Records from a data source
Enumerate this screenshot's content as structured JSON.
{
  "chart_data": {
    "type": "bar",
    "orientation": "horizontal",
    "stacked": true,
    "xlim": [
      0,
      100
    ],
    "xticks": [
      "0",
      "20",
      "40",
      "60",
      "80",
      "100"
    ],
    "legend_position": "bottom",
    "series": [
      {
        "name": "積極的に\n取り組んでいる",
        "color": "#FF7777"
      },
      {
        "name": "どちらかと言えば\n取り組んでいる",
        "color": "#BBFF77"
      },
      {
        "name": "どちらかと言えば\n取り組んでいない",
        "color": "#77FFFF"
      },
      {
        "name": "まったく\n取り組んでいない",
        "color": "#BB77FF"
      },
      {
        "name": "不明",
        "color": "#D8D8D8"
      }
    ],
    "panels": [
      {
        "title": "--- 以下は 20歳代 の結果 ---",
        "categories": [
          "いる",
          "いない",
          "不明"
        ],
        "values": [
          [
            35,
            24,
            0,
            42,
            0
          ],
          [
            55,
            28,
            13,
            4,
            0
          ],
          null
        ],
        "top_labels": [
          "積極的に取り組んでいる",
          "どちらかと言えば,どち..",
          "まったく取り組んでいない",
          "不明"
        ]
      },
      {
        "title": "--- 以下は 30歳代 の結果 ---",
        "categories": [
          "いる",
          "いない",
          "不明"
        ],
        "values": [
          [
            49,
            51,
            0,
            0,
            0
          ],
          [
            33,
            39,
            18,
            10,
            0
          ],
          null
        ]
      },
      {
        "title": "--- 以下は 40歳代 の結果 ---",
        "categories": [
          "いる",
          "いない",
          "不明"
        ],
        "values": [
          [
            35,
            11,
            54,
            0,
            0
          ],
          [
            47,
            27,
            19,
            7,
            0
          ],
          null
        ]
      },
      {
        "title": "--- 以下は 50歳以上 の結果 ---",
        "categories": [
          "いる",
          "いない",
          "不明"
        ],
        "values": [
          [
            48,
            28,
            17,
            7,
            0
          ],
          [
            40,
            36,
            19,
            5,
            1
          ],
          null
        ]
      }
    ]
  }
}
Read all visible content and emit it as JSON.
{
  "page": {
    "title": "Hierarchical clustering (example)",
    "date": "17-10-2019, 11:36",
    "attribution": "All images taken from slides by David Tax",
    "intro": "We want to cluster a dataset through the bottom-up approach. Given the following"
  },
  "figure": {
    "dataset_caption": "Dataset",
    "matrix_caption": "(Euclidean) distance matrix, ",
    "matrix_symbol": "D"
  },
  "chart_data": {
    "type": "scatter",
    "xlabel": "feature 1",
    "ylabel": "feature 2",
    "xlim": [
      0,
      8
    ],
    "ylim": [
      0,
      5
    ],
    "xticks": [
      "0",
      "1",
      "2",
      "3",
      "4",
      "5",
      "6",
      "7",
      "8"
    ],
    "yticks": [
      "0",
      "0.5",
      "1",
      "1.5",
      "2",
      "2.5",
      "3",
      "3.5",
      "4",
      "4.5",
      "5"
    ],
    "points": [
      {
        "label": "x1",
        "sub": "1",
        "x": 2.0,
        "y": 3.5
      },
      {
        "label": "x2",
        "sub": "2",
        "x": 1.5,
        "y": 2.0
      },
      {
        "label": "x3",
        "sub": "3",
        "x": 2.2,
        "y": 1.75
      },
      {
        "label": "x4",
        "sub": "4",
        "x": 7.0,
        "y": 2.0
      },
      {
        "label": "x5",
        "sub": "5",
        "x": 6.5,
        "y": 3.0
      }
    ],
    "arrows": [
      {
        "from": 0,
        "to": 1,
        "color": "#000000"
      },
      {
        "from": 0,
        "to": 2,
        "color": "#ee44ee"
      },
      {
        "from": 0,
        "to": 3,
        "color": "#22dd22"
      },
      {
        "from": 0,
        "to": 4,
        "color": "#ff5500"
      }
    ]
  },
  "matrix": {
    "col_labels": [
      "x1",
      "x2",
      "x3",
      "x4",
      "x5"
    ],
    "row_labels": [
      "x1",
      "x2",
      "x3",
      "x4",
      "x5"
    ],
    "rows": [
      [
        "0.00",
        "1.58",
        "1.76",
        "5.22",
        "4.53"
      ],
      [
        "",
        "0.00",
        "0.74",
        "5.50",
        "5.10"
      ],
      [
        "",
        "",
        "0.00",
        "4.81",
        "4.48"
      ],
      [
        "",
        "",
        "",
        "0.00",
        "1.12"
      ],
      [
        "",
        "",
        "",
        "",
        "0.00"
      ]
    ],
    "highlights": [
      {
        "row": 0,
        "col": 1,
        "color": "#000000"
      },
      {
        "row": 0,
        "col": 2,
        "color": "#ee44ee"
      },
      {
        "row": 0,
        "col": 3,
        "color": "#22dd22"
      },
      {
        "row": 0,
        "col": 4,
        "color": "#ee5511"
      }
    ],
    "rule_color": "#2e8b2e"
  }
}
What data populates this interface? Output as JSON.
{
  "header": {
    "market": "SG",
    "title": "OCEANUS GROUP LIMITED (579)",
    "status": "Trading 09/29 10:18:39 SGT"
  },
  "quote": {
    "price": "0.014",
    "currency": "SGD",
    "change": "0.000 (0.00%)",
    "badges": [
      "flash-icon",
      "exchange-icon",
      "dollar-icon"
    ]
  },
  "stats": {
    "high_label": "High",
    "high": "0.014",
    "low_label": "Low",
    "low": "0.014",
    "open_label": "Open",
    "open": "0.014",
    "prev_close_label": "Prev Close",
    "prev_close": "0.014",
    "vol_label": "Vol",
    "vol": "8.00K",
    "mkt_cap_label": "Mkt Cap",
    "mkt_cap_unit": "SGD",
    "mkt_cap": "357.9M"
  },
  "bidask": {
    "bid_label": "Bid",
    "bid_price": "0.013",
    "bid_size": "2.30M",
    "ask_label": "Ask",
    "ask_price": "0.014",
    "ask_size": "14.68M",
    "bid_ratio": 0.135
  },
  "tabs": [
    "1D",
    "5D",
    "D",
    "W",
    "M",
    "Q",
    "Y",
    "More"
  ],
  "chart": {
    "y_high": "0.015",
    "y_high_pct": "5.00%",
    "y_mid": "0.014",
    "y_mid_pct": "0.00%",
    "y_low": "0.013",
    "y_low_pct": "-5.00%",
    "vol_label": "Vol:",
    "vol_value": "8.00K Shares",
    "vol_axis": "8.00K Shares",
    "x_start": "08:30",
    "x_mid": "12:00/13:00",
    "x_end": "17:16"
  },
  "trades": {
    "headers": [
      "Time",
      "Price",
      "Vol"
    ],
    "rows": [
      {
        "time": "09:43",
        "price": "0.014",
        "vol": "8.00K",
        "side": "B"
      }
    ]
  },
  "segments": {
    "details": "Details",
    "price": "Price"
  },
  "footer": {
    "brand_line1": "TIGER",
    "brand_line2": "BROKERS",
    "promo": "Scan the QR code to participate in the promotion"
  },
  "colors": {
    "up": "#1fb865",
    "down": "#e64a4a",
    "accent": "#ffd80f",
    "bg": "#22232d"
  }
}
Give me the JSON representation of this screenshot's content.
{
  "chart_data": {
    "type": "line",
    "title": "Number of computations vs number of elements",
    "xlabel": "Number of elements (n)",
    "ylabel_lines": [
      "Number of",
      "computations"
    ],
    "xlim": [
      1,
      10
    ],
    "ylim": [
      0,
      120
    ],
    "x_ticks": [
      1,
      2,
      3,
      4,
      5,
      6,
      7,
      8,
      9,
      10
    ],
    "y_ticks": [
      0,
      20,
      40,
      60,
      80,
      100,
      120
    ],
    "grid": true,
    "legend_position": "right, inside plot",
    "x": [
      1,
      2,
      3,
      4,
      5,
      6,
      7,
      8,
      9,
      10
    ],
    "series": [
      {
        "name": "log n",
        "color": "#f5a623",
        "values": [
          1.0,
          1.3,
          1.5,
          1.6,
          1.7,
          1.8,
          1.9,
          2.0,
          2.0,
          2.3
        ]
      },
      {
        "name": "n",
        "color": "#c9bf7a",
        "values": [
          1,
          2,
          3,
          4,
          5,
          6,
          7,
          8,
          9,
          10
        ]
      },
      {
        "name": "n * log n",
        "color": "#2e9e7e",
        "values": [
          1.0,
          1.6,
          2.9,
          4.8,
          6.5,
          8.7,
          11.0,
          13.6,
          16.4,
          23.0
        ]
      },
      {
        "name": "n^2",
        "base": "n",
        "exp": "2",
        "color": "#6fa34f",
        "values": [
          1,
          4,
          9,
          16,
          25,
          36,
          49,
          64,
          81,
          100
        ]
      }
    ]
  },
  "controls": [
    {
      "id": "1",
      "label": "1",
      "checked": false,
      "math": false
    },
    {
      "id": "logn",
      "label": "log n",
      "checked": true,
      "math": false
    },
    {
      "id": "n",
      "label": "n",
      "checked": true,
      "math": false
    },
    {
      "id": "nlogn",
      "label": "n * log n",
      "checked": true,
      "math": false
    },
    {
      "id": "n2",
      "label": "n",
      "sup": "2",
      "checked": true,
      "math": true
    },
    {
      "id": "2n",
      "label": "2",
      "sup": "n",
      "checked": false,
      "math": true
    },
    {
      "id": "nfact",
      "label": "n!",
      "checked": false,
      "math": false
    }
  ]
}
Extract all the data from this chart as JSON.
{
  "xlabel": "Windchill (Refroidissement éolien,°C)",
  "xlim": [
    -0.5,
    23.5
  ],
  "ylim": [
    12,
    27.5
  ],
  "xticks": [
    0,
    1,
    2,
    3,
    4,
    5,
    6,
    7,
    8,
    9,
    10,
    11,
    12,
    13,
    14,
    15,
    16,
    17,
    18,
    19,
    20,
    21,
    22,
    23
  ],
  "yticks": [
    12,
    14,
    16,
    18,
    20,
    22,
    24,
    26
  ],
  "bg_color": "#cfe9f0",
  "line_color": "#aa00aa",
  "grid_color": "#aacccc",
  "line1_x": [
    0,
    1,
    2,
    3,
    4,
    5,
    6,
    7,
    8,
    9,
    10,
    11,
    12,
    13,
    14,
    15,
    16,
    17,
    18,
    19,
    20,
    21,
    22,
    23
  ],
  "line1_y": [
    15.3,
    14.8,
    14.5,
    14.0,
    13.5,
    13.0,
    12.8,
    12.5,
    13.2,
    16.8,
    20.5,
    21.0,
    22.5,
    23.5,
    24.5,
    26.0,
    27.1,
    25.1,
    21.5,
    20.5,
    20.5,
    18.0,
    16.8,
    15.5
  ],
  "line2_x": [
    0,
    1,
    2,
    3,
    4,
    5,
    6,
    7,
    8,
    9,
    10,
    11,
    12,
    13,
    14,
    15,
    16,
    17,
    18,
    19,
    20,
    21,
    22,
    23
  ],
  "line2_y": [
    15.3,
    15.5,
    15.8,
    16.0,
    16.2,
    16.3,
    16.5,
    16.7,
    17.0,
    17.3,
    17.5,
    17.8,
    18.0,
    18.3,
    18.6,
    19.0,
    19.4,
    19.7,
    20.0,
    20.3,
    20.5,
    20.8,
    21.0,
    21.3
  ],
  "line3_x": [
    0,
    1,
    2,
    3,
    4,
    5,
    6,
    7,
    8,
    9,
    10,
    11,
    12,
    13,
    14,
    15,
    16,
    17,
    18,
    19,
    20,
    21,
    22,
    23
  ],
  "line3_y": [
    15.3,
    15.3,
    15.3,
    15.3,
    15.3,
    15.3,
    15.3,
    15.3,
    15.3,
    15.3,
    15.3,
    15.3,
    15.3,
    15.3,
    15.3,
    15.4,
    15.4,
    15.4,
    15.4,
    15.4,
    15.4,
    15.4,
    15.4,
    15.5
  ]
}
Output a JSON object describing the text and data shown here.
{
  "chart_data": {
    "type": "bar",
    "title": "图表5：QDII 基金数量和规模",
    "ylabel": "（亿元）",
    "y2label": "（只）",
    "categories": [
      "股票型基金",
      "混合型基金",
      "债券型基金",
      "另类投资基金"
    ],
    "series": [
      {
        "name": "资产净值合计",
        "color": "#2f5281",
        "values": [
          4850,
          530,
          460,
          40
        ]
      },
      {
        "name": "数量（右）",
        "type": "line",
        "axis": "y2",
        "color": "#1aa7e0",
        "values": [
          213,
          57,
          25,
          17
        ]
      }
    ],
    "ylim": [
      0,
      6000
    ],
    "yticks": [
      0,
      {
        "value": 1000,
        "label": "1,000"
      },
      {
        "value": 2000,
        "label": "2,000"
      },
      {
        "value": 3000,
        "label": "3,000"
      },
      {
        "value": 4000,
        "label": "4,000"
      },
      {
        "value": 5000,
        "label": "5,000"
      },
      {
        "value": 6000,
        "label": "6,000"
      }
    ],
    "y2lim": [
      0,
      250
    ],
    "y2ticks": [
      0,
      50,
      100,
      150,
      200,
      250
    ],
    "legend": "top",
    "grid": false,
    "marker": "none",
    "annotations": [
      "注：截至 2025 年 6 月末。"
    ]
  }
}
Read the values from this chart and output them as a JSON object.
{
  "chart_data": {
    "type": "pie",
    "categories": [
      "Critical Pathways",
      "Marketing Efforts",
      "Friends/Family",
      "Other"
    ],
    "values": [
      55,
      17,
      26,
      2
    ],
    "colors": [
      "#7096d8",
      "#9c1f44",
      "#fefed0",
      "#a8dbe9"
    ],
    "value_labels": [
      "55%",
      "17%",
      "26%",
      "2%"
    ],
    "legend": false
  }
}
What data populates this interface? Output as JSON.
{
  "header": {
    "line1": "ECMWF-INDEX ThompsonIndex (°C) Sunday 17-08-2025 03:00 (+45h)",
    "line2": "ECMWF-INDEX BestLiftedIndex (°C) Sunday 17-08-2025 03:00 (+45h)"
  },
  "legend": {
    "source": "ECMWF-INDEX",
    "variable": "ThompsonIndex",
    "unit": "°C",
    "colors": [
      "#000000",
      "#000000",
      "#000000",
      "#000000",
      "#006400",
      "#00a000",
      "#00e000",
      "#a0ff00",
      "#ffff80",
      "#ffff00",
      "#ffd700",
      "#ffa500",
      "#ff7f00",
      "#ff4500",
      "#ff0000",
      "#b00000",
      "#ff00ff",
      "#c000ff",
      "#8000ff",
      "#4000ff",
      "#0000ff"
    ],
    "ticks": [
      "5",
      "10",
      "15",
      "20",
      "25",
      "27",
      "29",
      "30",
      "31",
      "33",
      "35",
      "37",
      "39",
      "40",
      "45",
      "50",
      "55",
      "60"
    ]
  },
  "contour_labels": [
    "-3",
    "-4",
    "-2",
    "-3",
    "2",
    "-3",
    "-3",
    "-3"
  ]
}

Requirements =>
Find each line holding "title". Copy it out.

Task output =>
        "title": "--- 以下は 20歳代 の結果 ---",
        "title": "--- 以下は 30歳代 の結果 ---",
        "title": "--- 以下は 40歳代 の結果 ---",
        "title": "--- 以下は 50歳以上 の結果 ---",
    "title": "Hierarchical clustering (example)",
    "title": "OCEANUS GROUP LIMITED (579)",
    "title": "Number of computations vs number of elements",
    "title": "图表5：QDII 基金数量和规模",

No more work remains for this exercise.